Besides, what game is it that you wish to play w. savestates that wouldn't be covered by the supported list? 

As for the Powerpak, nothing wrong with it, but AFAIK it hasn't seen an update in ages and uses CF cards (the Everdrive N8 uses microSD). Plus it costs $135 (and is currently unavailable) so I'm not sure where you're coming from on the price thing. (Unless I'm missing something?)


----------



## Celice (Nov 6, 2013)

I mean, it's still quite expensive for a flashcart :/ Does this cart support Just Breed, as an example? I heard the PowerPak was able to with loopy's mappers, or something like that.

I had owned a PowerPak, but ended up selling it. Playing homebrew and translations on an actual NES does have its novelty, but that was about all :/


----------



## Hanafuda (Nov 6, 2013)

Celice said:


> I mean, it's still quite expensive for a flashcart :/ *Does this cart support Just Breed*, as an example? I heard the PowerPak was able to with loopy's mappers, or something like that.

### Exercise tasks
[A] In the flashcart thread, why is the first poster unsure what the complaint about price means? Answer in one to three sentences.
[B] Reproduce the passage of the flashcart thread starting with "I mean, it's still quite expensive for a flashcart :/ Does" and going on through "Hanafuda (Nov 6, 2013)".
[C] Answer these questions from the flashcart thread:
(i) What kind of card does the Everdrive N8 use?
(ii) What did Celice end up doing with the PowerPak?
(iii) On what date did Hanafuda post?

### Supplied information
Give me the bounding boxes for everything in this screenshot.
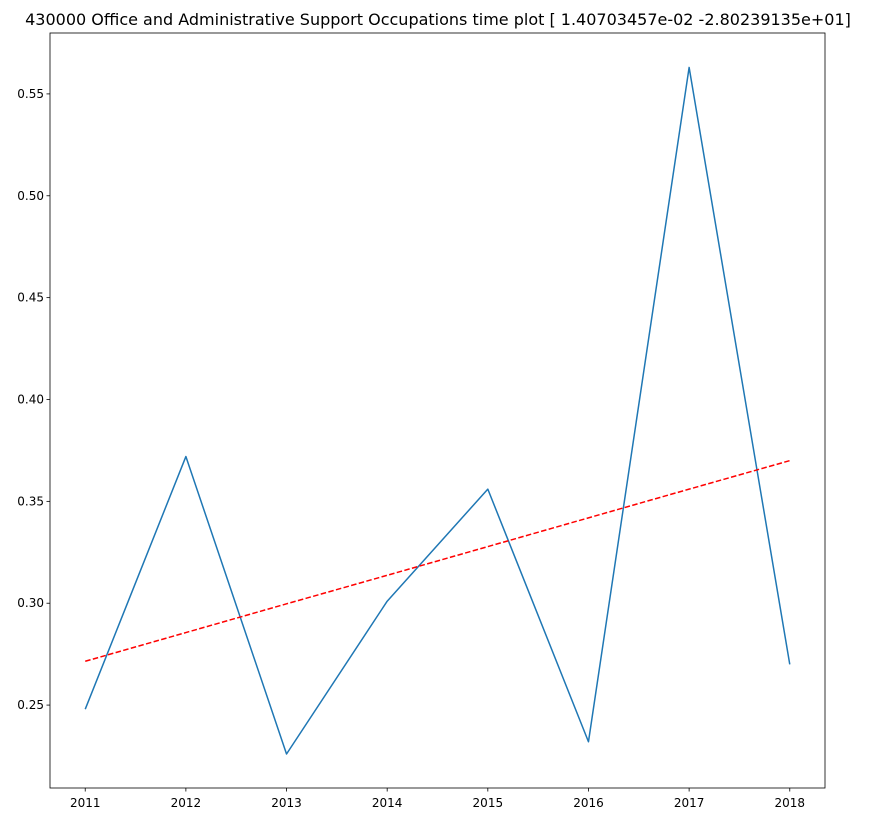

### Responses per task
[A] The poster points out that the Powerpak costs $135 and is currently unavailable. Because the Powerpak is not cheaper, the poster doesn't see the basis for the price objection.

[B]
I mean, it's still quite expensive for a flashcart :/ Does this cart support Just Breed, as an example? I heard the PowerPak was able to with loopy's mappers, or something like that.

I had owned a PowerPak, but ended up selling it. Playing homebrew and translations on an actual NES does have its novelty, but that was about all :/


----------



## Hanafuda (Nov 6, 2013)

[C]
(i) It uses microSD.
(ii) Celice sold it.
(iii) Nov 6, 2013.